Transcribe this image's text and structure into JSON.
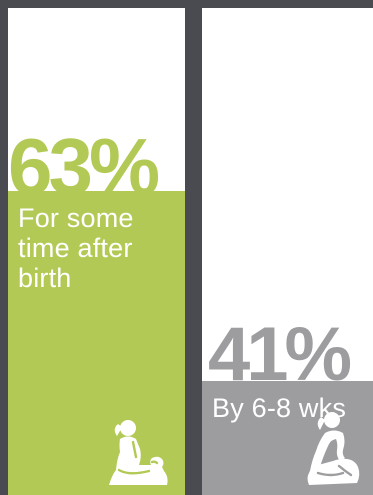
{
  "colors": {
    "frame": "#4a4b50",
    "panel": "#ffffff",
    "icon": "#ffffff"
  },
  "chart_data": {
    "type": "bar",
    "categories": [
      "For some time after birth",
      "By 6-8 wks"
    ],
    "values": [
      63,
      41
    ],
    "unit": "%",
    "ylim": [
      0,
      100
    ],
    "grid": false,
    "legend": "none",
    "bars": [
      {
        "value": 63,
        "value_label": "63%",
        "caption": "For some time after birth",
        "color": "#b2ca55",
        "icon": "breastfeeding-mother-icon"
      },
      {
        "value": 41,
        "value_label": "41%",
        "caption": "By 6-8 wks",
        "color": "#9d9c9f",
        "icon": "breastfeeding-mother-icon"
      }
    ]
  }
}
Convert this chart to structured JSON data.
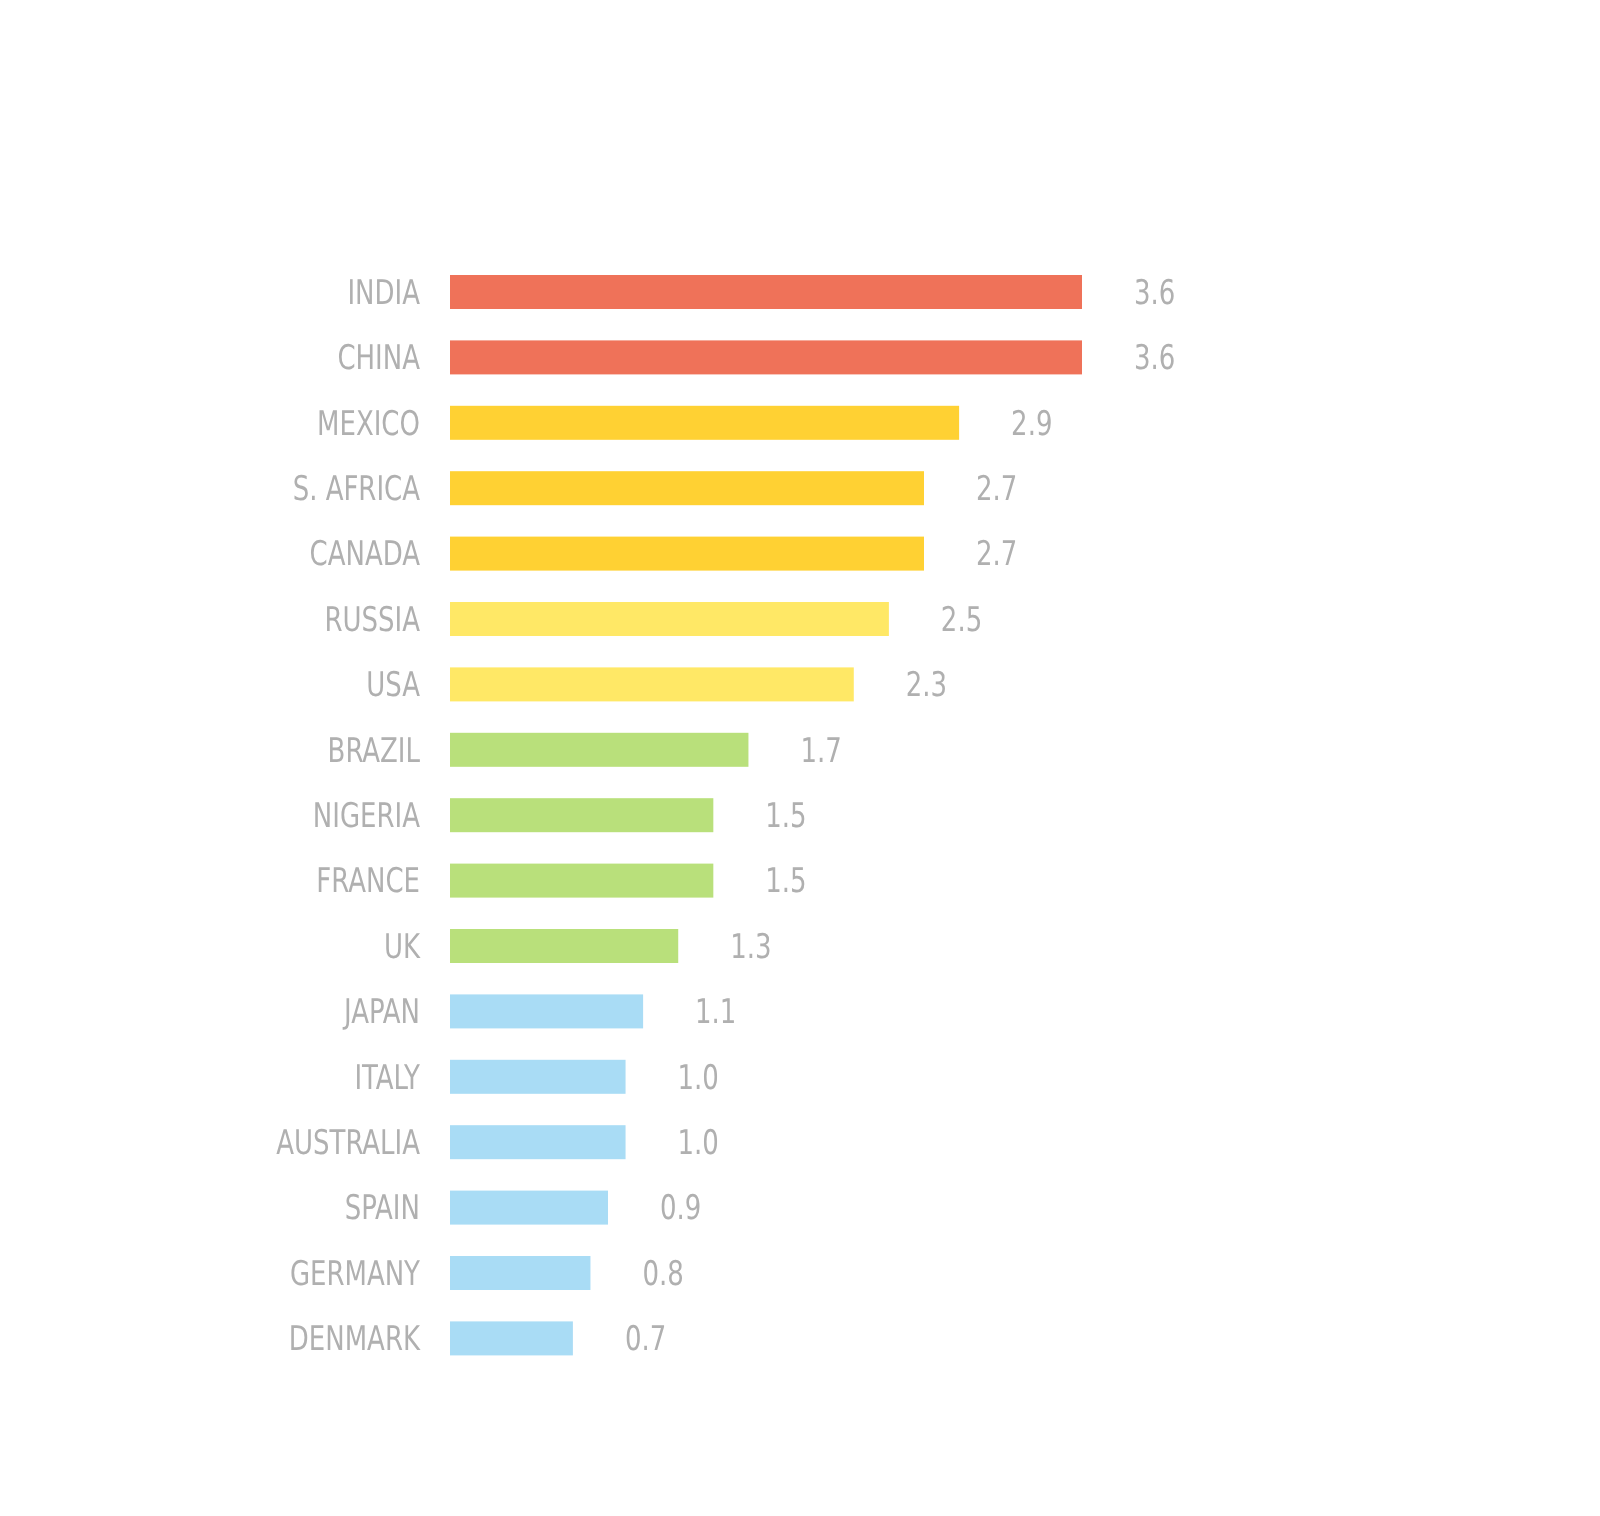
{
  "chart_data": {
    "type": "bar",
    "orientation": "horizontal",
    "categories": [
      "INDIA",
      "CHINA",
      "MEXICO",
      "S. AFRICA",
      "CANADA",
      "RUSSIA",
      "USA",
      "BRAZIL",
      "NIGERIA",
      "FRANCE",
      "UK",
      "JAPAN",
      "ITALY",
      "AUSTRALIA",
      "SPAIN",
      "GERMANY",
      "DENMARK"
    ],
    "values": [
      3.6,
      3.6,
      2.9,
      2.7,
      2.7,
      2.5,
      2.3,
      1.7,
      1.5,
      1.5,
      1.3,
      1.1,
      1.0,
      1.0,
      0.9,
      0.8,
      0.7
    ],
    "colors": [
      "#ef7259",
      "#ef7259",
      "#ffd133",
      "#ffd133",
      "#ffd133",
      "#ffe866",
      "#ffe866",
      "#b9e07b",
      "#b9e07b",
      "#b9e07b",
      "#b9e07b",
      "#a9dcf5",
      "#a9dcf5",
      "#a9dcf5",
      "#a9dcf5",
      "#a9dcf5",
      "#a9dcf5"
    ],
    "value_labels": [
      "3.6",
      "3.6",
      "2.9",
      "2.7",
      "2.7",
      "2.5",
      "2.3",
      "1.7",
      "1.5",
      "1.5",
      "1.3",
      "1.1",
      "1.0",
      "1.0",
      "0.9",
      "0.8",
      "0.7"
    ],
    "data_labels": true
  }
}
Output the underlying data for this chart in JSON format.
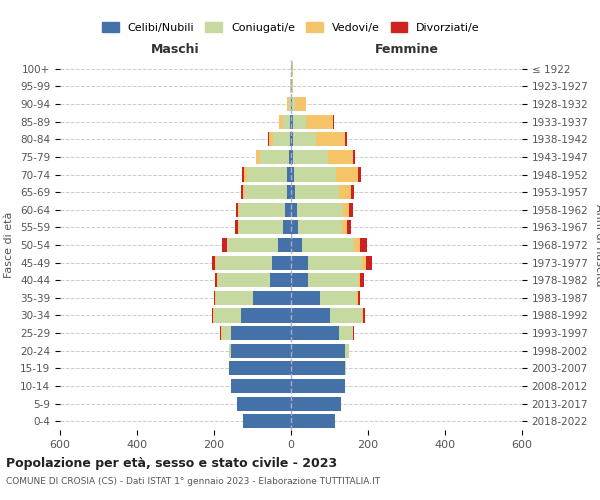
{
  "age_groups": [
    "0-4",
    "5-9",
    "10-14",
    "15-19",
    "20-24",
    "25-29",
    "30-34",
    "35-39",
    "40-44",
    "45-49",
    "50-54",
    "55-59",
    "60-64",
    "65-69",
    "70-74",
    "75-79",
    "80-84",
    "85-89",
    "90-94",
    "95-99",
    "100+"
  ],
  "birth_years": [
    "2018-2022",
    "2013-2017",
    "2008-2012",
    "2003-2007",
    "1998-2002",
    "1993-1997",
    "1988-1992",
    "1983-1987",
    "1978-1982",
    "1973-1977",
    "1968-1972",
    "1963-1967",
    "1958-1962",
    "1953-1957",
    "1948-1952",
    "1943-1947",
    "1938-1942",
    "1933-1937",
    "1928-1932",
    "1923-1927",
    "≤ 1922"
  ],
  "maschi": {
    "celibi": [
      125,
      140,
      155,
      160,
      155,
      155,
      130,
      100,
      55,
      50,
      35,
      20,
      15,
      10,
      10,
      5,
      3,
      2,
      0,
      0,
      0
    ],
    "coniugati": [
      0,
      0,
      0,
      2,
      5,
      25,
      70,
      95,
      135,
      145,
      130,
      115,
      120,
      110,
      105,
      75,
      45,
      20,
      5,
      2,
      1
    ],
    "vedovi": [
      0,
      0,
      0,
      0,
      0,
      2,
      2,
      2,
      2,
      2,
      2,
      2,
      3,
      4,
      8,
      10,
      10,
      10,
      5,
      0,
      0
    ],
    "divorziati": [
      0,
      0,
      0,
      0,
      0,
      2,
      2,
      3,
      5,
      8,
      12,
      8,
      5,
      5,
      5,
      2,
      2,
      0,
      0,
      0,
      0
    ]
  },
  "femmine": {
    "nubili": [
      115,
      130,
      140,
      140,
      140,
      125,
      100,
      75,
      45,
      45,
      28,
      18,
      15,
      10,
      8,
      6,
      5,
      4,
      2,
      0,
      0
    ],
    "coniugate": [
      0,
      0,
      0,
      2,
      10,
      35,
      85,
      95,
      130,
      140,
      135,
      115,
      120,
      115,
      110,
      90,
      60,
      35,
      8,
      2,
      2
    ],
    "vedove": [
      0,
      0,
      0,
      0,
      0,
      2,
      3,
      4,
      5,
      10,
      15,
      12,
      15,
      30,
      55,
      65,
      75,
      70,
      30,
      4,
      2
    ],
    "divorziate": [
      0,
      0,
      0,
      0,
      0,
      2,
      3,
      5,
      10,
      15,
      20,
      12,
      12,
      8,
      8,
      5,
      5,
      2,
      0,
      0,
      0
    ]
  },
  "colors": {
    "celibi_nubili": "#4472A8",
    "coniugati": "#C5D9A0",
    "vedovi": "#F5C469",
    "divorziati": "#CC2222"
  },
  "xlim": 600,
  "title_main": "Popolazione per età, sesso e stato civile - 2023",
  "title_sub": "COMUNE DI CROSIA (CS) - Dati ISTAT 1° gennaio 2023 - Elaborazione TUTTITALIA.IT",
  "ylabel_left": "Fasce di età",
  "ylabel_right": "Anni di nascita",
  "xlabel_left": "Maschi",
  "xlabel_right": "Femmine",
  "background_color": "#ffffff",
  "grid_color": "#cccccc"
}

========================================

WORK TO BE COMPLETED -> Take the data above and repeat it exactly, leaving each picture out.

CORRECT OUTPUT ->
Transcribe this image's text and structure into JSON.
{
  "colors": {
    "frame": "#4a4b50",
    "panel": "#ffffff",
    "icon": "#ffffff"
  },
  "chart_data": {
    "type": "bar",
    "categories": [
      "For some time after birth",
      "By 6-8 wks"
    ],
    "values": [
      63,
      41
    ],
    "unit": "%",
    "ylim": [
      0,
      100
    ],
    "grid": false,
    "legend": "none",
    "bars": [
      {
        "value": 63,
        "value_label": "63%",
        "caption": "For some time after birth",
        "color": "#b2ca55",
        "icon": "breastfeeding-mother-icon"
      },
      {
        "value": 41,
        "value_label": "41%",
        "caption": "By 6-8 wks",
        "color": "#9d9c9f",
        "icon": "breastfeeding-mother-icon"
      }
    ]
  }
}
Convert this chart to structured JSON data.
{
  "chart_data": {
    "type": "bar",
    "orientation": "horizontal",
    "categories": [
      "INDIA",
      "CHINA",
      "MEXICO",
      "S. AFRICA",
      "CANADA",
      "RUSSIA",
      "USA",
      "BRAZIL",
      "NIGERIA",
      "FRANCE",
      "UK",
      "JAPAN",
      "ITALY",
      "AUSTRALIA",
      "SPAIN",
      "GERMANY",
      "DENMARK"
    ],
    "values": [
      3.6,
      3.6,
      2.9,
      2.7,
      2.7,
      2.5,
      2.3,
      1.7,
      1.5,
      1.5,
      1.3,
      1.1,
      1.0,
      1.0,
      0.9,
      0.8,
      0.7
    ],
    "colors": [
      "#ef7259",
      "#ef7259",
      "#ffd133",
      "#ffd133",
      "#ffd133",
      "#ffe866",
      "#ffe866",
      "#b9e07b",
      "#b9e07b",
      "#b9e07b",
      "#b9e07b",
      "#a9dcf5",
      "#a9dcf5",
      "#a9dcf5",
      "#a9dcf5",
      "#a9dcf5",
      "#a9dcf5"
    ],
    "value_labels": [
      "3.6",
      "3.6",
      "2.9",
      "2.7",
      "2.7",
      "2.5",
      "2.3",
      "1.7",
      "1.5",
      "1.5",
      "1.3",
      "1.1",
      "1.0",
      "1.0",
      "0.9",
      "0.8",
      "0.7"
    ],
    "data_labels": true
  }
}
Output the underlying data for this chart in JSON format.
{
  "age_groups": [
    "0-4",
    "5-9",
    "10-14",
    "15-19",
    "20-24",
    "25-29",
    "30-34",
    "35-39",
    "40-44",
    "45-49",
    "50-54",
    "55-59",
    "60-64",
    "65-69",
    "70-74",
    "75-79",
    "80-84",
    "85-89",
    "90-94",
    "95-99",
    "100+"
  ],
  "birth_years": [
    "2018-2022",
    "2013-2017",
    "2008-2012",
    "2003-2007",
    "1998-2002",
    "1993-1997",
    "1988-1992",
    "1983-1987",
    "1978-1982",
    "1973-1977",
    "1968-1972",
    "1963-1967",
    "1958-1962",
    "1953-1957",
    "1948-1952",
    "1943-1947",
    "1938-1942",
    "1933-1937",
    "1928-1932",
    "1923-1927",
    "≤ 1922"
  ],
  "maschi": {
    "celibi": [
      125,
      140,
      155,
      160,
      155,
      155,
      130,
      100,
      55,
      50,
      35,
      20,
      15,
      10,
      10,
      5,
      3,
      2,
      0,
      0,
      0
    ],
    "coniugati": [
      0,
      0,
      0,
      2,
      5,
      25,
      70,
      95,
      135,
      145,
      130,
      115,
      120,
      110,
      105,
      75,
      45,
      20,
      5,
      2,
      1
    ],
    "vedovi": [
      0,
      0,
      0,
      0,
      0,
      2,
      2,
      2,
      2,
      2,
      2,
      2,
      3,
      4,
      8,
      10,
      10,
      10,
      5,
      0,
      0
    ],
    "divorziati": [
      0,
      0,
      0,
      0,
      0,
      2,
      2,
      3,
      5,
      8,
      12,
      8,
      5,
      5,
      5,
      2,
      2,
      0,
      0,
      0,
      0
    ]
  },
  "femmine": {
    "nubili": [
      115,
      130,
      140,
      140,
      140,
      125,
      100,
      75,
      45,
      45,
      28,
      18,
      15,
      10,
      8,
      6,
      5,
      4,
      2,
      0,
      0
    ],
    "coniugate": [
      0,
      0,
      0,
      2,
      10,
      35,
      85,
      95,
      130,
      140,
      135,
      115,
      120,
      115,
      110,
      90,
      60,
      35,
      8,
      2,
      2
    ],
    "vedove": [
      0,
      0,
      0,
      0,
      0,
      2,
      3,
      4,
      5,
      10,
      15,
      12,
      15,
      30,
      55,
      65,
      75,
      70,
      30,
      4,
      2
    ],
    "divorziate": [
      0,
      0,
      0,
      0,
      0,
      2,
      3,
      5,
      10,
      15,
      20,
      12,
      12,
      8,
      8,
      5,
      5,
      2,
      0,
      0,
      0
    ]
  },
  "colors": {
    "celibi_nubili": "#4472A8",
    "coniugati": "#C5D9A0",
    "vedovi": "#F5C469",
    "divorziati": "#CC2222"
  },
  "xlim": 600,
  "title_main": "Popolazione per età, sesso e stato civile - 2023",
  "title_sub": "COMUNE DI CROSIA (CS) - Dati ISTAT 1° gennaio 2023 - Elaborazione TUTTITALIA.IT",
  "ylabel_left": "Fasce di età",
  "ylabel_right": "Anni di nascita",
  "xlabel_left": "Maschi",
  "xlabel_right": "Femmine",
  "background_color": "#ffffff",
  "grid_color": "#cccccc"
}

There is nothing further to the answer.